◆ **WHAT YOU SHOULD DO**
Transcribe the data that follows precisely, omitting nothing.

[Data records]
╔══
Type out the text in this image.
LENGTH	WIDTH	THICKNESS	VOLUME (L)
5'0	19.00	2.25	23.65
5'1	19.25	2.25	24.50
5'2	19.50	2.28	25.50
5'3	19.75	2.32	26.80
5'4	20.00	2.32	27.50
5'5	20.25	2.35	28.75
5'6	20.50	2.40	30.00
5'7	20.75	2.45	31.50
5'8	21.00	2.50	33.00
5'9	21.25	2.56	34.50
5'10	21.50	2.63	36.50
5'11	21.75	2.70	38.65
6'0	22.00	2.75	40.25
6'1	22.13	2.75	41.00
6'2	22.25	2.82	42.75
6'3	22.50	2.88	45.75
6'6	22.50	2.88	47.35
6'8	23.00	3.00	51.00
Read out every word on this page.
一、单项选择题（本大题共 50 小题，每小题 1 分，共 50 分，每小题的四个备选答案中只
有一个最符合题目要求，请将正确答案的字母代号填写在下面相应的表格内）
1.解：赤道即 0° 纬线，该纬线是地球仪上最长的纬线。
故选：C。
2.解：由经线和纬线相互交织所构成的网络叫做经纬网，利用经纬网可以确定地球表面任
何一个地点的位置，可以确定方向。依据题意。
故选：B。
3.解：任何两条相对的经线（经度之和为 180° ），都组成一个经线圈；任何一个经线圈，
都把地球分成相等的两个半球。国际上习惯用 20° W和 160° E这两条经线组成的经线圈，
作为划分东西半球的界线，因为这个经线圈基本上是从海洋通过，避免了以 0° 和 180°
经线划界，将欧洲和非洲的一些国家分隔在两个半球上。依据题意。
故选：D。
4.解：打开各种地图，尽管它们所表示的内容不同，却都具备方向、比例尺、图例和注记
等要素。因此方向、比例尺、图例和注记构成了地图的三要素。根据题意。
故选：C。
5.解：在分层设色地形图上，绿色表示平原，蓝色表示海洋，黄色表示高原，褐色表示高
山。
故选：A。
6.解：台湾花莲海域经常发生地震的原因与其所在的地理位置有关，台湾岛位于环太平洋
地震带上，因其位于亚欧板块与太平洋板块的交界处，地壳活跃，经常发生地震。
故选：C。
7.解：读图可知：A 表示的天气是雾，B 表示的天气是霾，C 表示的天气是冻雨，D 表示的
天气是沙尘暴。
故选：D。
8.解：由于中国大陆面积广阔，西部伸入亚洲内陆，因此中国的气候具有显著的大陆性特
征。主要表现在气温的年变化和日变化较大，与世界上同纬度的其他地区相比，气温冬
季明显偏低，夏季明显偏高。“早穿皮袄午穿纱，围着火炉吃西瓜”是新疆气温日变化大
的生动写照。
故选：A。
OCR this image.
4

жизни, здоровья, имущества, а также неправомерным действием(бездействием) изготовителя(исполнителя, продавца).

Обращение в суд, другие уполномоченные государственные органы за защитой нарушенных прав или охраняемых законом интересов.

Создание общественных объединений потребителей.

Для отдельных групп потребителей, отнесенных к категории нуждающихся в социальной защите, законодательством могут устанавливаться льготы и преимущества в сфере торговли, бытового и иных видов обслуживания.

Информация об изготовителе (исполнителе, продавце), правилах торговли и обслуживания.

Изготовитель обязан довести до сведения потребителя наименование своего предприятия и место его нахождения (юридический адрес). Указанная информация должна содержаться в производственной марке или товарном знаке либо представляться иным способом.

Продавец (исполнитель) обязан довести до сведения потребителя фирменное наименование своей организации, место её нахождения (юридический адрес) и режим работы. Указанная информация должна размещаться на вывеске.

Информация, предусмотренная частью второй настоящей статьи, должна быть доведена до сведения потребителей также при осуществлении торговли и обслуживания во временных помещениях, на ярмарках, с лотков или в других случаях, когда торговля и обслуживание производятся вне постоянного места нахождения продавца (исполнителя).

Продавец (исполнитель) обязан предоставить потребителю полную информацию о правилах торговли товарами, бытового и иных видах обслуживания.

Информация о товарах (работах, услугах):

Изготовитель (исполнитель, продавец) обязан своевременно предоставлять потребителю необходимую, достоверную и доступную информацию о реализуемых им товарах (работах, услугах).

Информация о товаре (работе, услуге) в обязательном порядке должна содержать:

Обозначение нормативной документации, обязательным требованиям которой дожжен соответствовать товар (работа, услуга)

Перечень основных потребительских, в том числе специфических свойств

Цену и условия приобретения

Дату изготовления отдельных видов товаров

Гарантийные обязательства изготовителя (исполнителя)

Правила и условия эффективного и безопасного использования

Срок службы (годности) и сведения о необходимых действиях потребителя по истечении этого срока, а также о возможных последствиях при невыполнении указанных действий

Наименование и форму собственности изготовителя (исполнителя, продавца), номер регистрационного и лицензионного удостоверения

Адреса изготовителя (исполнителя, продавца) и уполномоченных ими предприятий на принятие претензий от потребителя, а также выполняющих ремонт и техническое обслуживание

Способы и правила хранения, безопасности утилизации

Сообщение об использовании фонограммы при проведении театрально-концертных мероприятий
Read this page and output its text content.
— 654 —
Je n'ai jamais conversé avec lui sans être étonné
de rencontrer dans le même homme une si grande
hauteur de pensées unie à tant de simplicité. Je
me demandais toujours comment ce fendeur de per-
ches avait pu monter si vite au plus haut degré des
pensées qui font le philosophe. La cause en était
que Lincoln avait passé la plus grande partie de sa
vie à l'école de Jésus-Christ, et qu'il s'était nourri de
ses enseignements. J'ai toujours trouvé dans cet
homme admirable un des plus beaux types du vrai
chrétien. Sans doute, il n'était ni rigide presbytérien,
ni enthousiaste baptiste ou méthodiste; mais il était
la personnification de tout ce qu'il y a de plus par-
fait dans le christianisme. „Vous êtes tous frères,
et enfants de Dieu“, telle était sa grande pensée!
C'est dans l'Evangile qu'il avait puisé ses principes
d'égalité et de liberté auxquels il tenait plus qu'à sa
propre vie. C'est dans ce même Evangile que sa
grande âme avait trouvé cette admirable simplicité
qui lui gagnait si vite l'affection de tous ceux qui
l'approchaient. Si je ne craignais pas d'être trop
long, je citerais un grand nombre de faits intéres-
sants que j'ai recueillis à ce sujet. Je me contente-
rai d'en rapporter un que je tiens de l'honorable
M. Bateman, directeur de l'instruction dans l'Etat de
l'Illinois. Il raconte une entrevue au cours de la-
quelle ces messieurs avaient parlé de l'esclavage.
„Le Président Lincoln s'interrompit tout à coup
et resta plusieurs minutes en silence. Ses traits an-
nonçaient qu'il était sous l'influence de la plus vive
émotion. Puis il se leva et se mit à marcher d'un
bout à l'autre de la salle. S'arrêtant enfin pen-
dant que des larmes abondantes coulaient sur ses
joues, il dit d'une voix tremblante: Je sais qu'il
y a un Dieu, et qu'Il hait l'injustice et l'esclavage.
╚══
◆ **FINAL ANSWER**
Type out the text in this image.
LENGTH	WIDTH	THICKNESS	VOLUME (L)
5'0	19.00	2.25	23.65
5'1	19.25	2.25	24.50
5'2	19.50	2.28	25.50
5'3	19.75	2.32	26.80
5'4	20.00	2.32	27.50
5'5	20.25	2.35	28.75
5'6	20.50	2.40	30.00
5'7	20.75	2.45	31.50
5'8	21.00	2.50	33.00
5'9	21.25	2.56	34.50
5'10	21.50	2.63	36.50
5'11	21.75	2.70	38.65
6'0	22.00	2.75	40.25
6'1	22.13	2.75	41.00
6'2	22.25	2.82	42.75
6'3	22.50	2.88	45.75
6'6	22.50	2.88	47.35
6'8	23.00	3.00	51.00
Read out every word on this page.
一、单项选择题（本大题共 50 小题，每小题 1 分，共 50 分，每小题的四个备选答案中只
有一个最符合题目要求，请将正确答案的字母代号填写在下面相应的表格内）
1.解：赤道即 0° 纬线，该纬线是地球仪上最长的纬线。
故选：C。
2.解：由经线和纬线相互交织所构成的网络叫做经纬网，利用经纬网可以确定地球表面任
何一个地点的位置，可以确定方向。依据题意。
故选：B。
3.解：任何两条相对的经线（经度之和为 180° ），都组成一个经线圈；任何一个经线圈，
都把地球分成相等的两个半球。国际上习惯用 20° W和 160° E这两条经线组成的经线圈，
作为划分东西半球的界线，因为这个经线圈基本上是从海洋通过，避免了以 0° 和 180°
经线划界，将欧洲和非洲的一些国家分隔在两个半球上。依据题意。
故选：D。
4.解：打开各种地图，尽管它们所表示的内容不同，却都具备方向、比例尺、图例和注记
等要素。因此方向、比例尺、图例和注记构成了地图的三要素。根据题意。
故选：C。
5.解：在分层设色地形图上，绿色表示平原，蓝色表示海洋，黄色表示高原，褐色表示高
山。
故选：A。
6.解：台湾花莲海域经常发生地震的原因与其所在的地理位置有关，台湾岛位于环太平洋
地震带上，因其位于亚欧板块与太平洋板块的交界处，地壳活跃，经常发生地震。
故选：C。
7.解：读图可知：A 表示的天气是雾，B 表示的天气是霾，C 表示的天气是冻雨，D 表示的
天气是沙尘暴。
故选：D。
8.解：由于中国大陆面积广阔，西部伸入亚洲内陆，因此中国的气候具有显著的大陆性特
征。主要表现在气温的年变化和日变化较大，与世界上同纬度的其他地区相比，气温冬
季明显偏低，夏季明显偏高。“早穿皮袄午穿纱，围着火炉吃西瓜”是新疆气温日变化大
的生动写照。
故选：A。
OCR this image.
4

жизни, здоровья, имущества, а также неправомерным действием(бездействием) изготовителя(исполнителя, продавца).

Обращение в суд, другие уполномоченные государственные органы за защитой нарушенных прав или охраняемых законом интересов.

Создание общественных объединений потребителей.

Для отдельных групп потребителей, отнесенных к категории нуждающихся в социальной защите, законодательством могут устанавливаться льготы и преимущества в сфере торговли, бытового и иных видов обслуживания.

Информация об изготовителе (исполнителе, продавце), правилах торговли и обслуживания.

Изготовитель обязан довести до сведения потребителя наименование своего предприятия и место его нахождения (юридический адрес). Указанная информация должна содержаться в производственной марке или товарном знаке либо представляться иным способом.

Продавец (исполнитель) обязан довести до сведения потребителя фирменное наименование своей организации, место её нахождения (юридический адрес) и режим работы. Указанная информация должна размещаться на вывеске.

Информация, предусмотренная частью второй настоящей статьи, должна быть доведена до сведения потребителей также при осуществлении торговли и обслуживания во временных помещениях, на ярмарках, с лотков или в других случаях, когда торговля и обслуживание производятся вне постоянного места нахождения продавца (исполнителя).

Продавец (исполнитель) обязан предоставить потребителю полную информацию о правилах торговли товарами, бытового и иных видах обслуживания.

Информация о товарах (работах, услугах):

Изготовитель (исполнитель, продавец) обязан своевременно предоставлять потребителю необходимую, достоверную и доступную информацию о реализуемых им товарах (работах, услугах).

Информация о товаре (работе, услуге) в обязательном порядке должна содержать:

Обозначение нормативной документации, обязательным требованиям которой дожжен соответствовать товар (работа, услуга)

Перечень основных потребительских, в том числе специфических свойств

Цену и условия приобретения

Дату изготовления отдельных видов товаров

Гарантийные обязательства изготовителя (исполнителя)

Правила и условия эффективного и безопасного использования

Срок службы (годности) и сведения о необходимых действиях потребителя по истечении этого срока, а также о возможных последствиях при невыполнении указанных действий

Наименование и форму собственности изготовителя (исполнителя, продавца), номер регистрационного и лицензионного удостоверения

Адреса изготовителя (исполнителя, продавца) и уполномоченных ими предприятий на принятие претензий от потребителя, а также выполняющих ремонт и техническое обслуживание

Способы и правила хранения, безопасности утилизации

Сообщение об использовании фонограммы при проведении театрально-концертных мероприятий
Read this page and output its text content.
— 654 —
Je n'ai jamais conversé avec lui sans être étonné
de rencontrer dans le même homme une si grande
hauteur de pensées unie à tant de simplicité. Je
me demandais toujours comment ce fendeur de per-
ches avait pu monter si vite au plus haut degré des
pensées qui font le philosophe. La cause en était
que Lincoln avait passé la plus grande partie de sa
vie à l'école de Jésus-Christ, et qu'il s'était nourri de
ses enseignements. J'ai toujours trouvé dans cet
homme admirable un des plus beaux types du vrai
chrétien. Sans doute, il n'était ni rigide presbytérien,
ni enthousiaste baptiste ou méthodiste; mais il était
la personnification de tout ce qu'il y a de plus par-
fait dans le christianisme. „Vous êtes tous frères,
et enfants de Dieu“, telle était sa grande pensée!
C'est dans l'Evangile qu'il avait puisé ses principes
d'égalité et de liberté auxquels il tenait plus qu'à sa
propre vie. C'est dans ce même Evangile que sa
grande âme avait trouvé cette admirable simplicité
qui lui gagnait si vite l'affection de tous ceux qui
l'approchaient. Si je ne craignais pas d'être trop
long, je citerais un grand nombre de faits intéres-
sants que j'ai recueillis à ce sujet. Je me contente-
rai d'en rapporter un que je tiens de l'honorable
M. Bateman, directeur de l'instruction dans l'Etat de
l'Illinois. Il raconte une entrevue au cours de la-
quelle ces messieurs avaient parlé de l'esclavage.
„Le Président Lincoln s'interrompit tout à coup
et resta plusieurs minutes en silence. Ses traits an-
nonçaient qu'il était sous l'influence de la plus vive
émotion. Puis il se leva et se mit à marcher d'un
bout à l'autre de la salle. S'arrêtant enfin pen-
dant que des larmes abondantes coulaient sur ses
joues, il dit d'une voix tremblante: Je sais qu'il
y a un Dieu, et qu'Il hait l'injustice et l'esclavage.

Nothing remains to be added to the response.